#### Supplied entries ####
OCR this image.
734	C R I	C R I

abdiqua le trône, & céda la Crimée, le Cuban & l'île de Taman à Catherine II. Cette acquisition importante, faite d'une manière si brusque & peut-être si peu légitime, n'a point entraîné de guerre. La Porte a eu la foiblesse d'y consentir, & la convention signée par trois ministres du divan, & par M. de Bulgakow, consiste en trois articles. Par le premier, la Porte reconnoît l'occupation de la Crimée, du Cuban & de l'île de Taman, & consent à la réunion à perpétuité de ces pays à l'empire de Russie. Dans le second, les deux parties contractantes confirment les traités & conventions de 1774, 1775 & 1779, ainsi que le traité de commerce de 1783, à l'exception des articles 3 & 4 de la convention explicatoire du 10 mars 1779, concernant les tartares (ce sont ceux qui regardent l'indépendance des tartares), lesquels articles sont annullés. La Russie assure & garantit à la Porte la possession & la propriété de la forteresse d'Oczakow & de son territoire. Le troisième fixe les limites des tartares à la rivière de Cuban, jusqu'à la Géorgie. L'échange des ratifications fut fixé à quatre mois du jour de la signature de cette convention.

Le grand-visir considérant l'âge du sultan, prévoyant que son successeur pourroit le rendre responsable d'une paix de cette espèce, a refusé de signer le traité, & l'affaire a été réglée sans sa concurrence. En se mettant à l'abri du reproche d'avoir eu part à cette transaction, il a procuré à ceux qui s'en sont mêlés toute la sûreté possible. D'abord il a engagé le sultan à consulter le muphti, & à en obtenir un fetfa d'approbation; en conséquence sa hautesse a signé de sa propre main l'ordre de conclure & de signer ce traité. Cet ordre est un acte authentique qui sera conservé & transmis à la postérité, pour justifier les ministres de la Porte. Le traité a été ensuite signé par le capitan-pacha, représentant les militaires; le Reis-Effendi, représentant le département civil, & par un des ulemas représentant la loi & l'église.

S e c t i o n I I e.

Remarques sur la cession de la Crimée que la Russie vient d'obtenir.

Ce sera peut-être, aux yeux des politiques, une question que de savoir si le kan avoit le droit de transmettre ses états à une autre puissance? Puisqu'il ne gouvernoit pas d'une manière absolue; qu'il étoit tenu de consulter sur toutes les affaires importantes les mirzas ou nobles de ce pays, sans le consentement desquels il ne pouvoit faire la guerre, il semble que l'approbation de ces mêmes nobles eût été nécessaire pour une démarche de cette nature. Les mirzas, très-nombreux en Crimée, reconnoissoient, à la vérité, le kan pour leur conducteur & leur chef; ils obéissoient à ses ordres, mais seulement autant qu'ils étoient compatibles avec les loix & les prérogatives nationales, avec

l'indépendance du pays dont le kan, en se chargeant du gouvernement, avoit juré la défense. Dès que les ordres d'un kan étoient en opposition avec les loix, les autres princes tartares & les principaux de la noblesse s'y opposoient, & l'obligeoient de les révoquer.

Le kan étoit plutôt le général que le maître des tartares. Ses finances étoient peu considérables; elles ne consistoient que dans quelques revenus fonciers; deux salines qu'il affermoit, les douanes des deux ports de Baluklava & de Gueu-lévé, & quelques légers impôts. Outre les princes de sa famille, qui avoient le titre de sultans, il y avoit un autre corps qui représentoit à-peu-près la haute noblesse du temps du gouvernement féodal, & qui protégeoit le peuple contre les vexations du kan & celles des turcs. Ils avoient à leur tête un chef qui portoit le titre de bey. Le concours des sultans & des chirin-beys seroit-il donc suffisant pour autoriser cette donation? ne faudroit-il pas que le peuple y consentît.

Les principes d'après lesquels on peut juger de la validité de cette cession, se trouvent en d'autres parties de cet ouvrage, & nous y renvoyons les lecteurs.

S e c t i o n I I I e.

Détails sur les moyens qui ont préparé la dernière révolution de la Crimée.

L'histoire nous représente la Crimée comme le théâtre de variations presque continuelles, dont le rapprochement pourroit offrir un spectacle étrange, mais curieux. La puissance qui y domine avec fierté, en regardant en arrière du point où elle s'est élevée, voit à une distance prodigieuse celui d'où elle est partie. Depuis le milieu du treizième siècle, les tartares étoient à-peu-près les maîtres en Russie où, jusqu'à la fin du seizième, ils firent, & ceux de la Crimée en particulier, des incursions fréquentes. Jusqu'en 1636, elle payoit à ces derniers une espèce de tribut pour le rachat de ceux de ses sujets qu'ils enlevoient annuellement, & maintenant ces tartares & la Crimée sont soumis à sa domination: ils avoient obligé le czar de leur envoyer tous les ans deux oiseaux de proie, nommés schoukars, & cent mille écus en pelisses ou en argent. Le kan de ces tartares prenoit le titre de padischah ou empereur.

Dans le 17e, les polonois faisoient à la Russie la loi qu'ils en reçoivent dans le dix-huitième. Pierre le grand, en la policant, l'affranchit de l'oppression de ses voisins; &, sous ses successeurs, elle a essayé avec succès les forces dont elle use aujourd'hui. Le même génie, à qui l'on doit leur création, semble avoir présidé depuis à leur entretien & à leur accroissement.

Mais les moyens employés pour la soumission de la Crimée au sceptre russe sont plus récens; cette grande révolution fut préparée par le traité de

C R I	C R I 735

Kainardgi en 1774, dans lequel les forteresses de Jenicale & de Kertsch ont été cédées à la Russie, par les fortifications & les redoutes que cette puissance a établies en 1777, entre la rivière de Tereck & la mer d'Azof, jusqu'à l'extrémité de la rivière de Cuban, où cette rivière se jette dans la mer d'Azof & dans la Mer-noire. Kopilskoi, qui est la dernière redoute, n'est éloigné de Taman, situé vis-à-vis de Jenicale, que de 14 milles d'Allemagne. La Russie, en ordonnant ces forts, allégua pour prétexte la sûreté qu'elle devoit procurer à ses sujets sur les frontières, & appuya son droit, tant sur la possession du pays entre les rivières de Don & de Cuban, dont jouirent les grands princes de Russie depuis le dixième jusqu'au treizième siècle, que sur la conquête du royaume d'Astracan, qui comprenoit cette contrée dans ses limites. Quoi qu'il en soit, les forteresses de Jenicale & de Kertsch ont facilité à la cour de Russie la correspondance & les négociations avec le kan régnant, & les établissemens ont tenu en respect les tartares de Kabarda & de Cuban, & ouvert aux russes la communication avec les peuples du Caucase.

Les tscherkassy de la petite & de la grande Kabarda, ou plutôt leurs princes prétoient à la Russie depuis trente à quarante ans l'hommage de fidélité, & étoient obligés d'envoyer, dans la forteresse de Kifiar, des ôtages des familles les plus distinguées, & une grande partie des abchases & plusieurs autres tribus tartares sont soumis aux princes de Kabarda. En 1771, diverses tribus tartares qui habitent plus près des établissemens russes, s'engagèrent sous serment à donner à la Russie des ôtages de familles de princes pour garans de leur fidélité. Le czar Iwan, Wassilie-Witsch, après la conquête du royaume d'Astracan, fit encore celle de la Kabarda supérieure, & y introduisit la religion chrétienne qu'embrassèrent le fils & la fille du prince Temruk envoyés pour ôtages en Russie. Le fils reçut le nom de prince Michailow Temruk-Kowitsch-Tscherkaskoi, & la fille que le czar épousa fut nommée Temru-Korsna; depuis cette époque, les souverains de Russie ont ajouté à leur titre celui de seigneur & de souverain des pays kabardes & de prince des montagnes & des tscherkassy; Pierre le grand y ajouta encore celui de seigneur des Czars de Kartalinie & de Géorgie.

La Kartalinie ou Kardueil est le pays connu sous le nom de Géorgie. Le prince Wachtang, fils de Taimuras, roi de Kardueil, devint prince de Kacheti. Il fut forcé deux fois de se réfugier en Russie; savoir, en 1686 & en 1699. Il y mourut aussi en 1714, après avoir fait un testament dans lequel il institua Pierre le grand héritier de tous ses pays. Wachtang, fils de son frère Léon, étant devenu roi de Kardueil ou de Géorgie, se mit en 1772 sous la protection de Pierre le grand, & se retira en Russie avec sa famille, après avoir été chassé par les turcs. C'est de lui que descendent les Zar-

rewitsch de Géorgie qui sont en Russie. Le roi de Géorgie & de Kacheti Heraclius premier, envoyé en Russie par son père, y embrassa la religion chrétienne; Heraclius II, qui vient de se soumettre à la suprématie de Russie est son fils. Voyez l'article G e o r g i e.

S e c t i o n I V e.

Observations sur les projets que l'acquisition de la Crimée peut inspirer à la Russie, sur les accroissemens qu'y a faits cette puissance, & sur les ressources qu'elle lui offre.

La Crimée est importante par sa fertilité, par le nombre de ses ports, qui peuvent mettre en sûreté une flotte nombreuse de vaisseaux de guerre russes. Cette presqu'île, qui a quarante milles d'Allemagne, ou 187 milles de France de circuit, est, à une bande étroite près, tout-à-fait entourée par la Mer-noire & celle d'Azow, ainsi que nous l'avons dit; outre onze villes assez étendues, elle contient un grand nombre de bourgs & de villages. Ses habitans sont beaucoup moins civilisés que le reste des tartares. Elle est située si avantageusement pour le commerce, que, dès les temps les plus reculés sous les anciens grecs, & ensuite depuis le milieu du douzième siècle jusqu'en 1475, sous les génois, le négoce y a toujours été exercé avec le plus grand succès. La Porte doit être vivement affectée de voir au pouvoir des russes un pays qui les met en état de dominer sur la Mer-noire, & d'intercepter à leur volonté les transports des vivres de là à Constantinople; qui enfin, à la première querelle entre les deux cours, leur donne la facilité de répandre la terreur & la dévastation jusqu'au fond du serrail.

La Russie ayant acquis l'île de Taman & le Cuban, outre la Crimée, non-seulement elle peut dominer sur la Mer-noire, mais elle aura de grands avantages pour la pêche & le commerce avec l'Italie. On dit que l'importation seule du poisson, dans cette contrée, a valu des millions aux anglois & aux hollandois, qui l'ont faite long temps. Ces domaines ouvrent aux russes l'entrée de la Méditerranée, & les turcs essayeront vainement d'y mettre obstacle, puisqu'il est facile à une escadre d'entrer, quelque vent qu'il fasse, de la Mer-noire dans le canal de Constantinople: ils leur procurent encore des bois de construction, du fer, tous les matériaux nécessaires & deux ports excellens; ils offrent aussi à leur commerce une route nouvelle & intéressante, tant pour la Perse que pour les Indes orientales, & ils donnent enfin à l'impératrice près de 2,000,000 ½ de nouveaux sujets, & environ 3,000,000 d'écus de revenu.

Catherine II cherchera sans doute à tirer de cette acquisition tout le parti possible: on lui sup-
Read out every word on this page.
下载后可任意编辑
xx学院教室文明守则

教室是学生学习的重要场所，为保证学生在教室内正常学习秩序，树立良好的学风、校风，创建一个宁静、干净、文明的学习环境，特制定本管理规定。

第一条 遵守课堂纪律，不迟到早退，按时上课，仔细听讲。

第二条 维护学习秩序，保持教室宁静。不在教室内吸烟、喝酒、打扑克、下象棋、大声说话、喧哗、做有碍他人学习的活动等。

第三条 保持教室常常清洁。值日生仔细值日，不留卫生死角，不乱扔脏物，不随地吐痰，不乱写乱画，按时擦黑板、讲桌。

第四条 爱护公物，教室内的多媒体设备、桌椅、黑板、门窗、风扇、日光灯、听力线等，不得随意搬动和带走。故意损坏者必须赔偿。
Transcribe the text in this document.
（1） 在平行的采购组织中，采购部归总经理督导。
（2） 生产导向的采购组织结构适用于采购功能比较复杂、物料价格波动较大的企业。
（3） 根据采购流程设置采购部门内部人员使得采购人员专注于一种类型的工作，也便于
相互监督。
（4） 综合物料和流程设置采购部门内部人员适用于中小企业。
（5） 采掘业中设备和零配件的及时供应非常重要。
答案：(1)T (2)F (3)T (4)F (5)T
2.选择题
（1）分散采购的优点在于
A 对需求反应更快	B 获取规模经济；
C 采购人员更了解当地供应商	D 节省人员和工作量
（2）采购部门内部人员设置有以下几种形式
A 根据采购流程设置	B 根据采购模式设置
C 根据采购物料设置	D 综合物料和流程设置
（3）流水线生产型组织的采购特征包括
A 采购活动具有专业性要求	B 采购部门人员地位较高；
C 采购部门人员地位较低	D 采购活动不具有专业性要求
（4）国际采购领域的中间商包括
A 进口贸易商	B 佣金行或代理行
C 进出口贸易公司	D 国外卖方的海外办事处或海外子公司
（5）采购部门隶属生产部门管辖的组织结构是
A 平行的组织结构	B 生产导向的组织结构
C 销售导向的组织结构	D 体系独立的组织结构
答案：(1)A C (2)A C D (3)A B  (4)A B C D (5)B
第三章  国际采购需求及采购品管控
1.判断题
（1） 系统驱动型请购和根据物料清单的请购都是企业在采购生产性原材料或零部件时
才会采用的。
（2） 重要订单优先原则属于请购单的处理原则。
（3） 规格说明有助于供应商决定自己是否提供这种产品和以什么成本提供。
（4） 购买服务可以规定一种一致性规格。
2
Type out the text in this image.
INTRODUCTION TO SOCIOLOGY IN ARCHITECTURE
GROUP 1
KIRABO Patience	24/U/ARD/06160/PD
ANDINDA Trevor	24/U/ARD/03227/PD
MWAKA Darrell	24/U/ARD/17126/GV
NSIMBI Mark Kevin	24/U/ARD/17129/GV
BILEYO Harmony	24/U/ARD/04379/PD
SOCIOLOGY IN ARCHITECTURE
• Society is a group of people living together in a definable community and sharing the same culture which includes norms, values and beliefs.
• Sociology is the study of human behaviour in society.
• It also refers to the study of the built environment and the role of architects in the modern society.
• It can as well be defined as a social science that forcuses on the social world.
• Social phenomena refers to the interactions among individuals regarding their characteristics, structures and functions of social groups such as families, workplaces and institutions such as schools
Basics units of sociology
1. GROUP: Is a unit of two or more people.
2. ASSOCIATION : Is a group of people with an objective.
####
Task requirements: Reply with the number of lines in the material above that contain "premier", and nothing more.

Result for this exercise: 2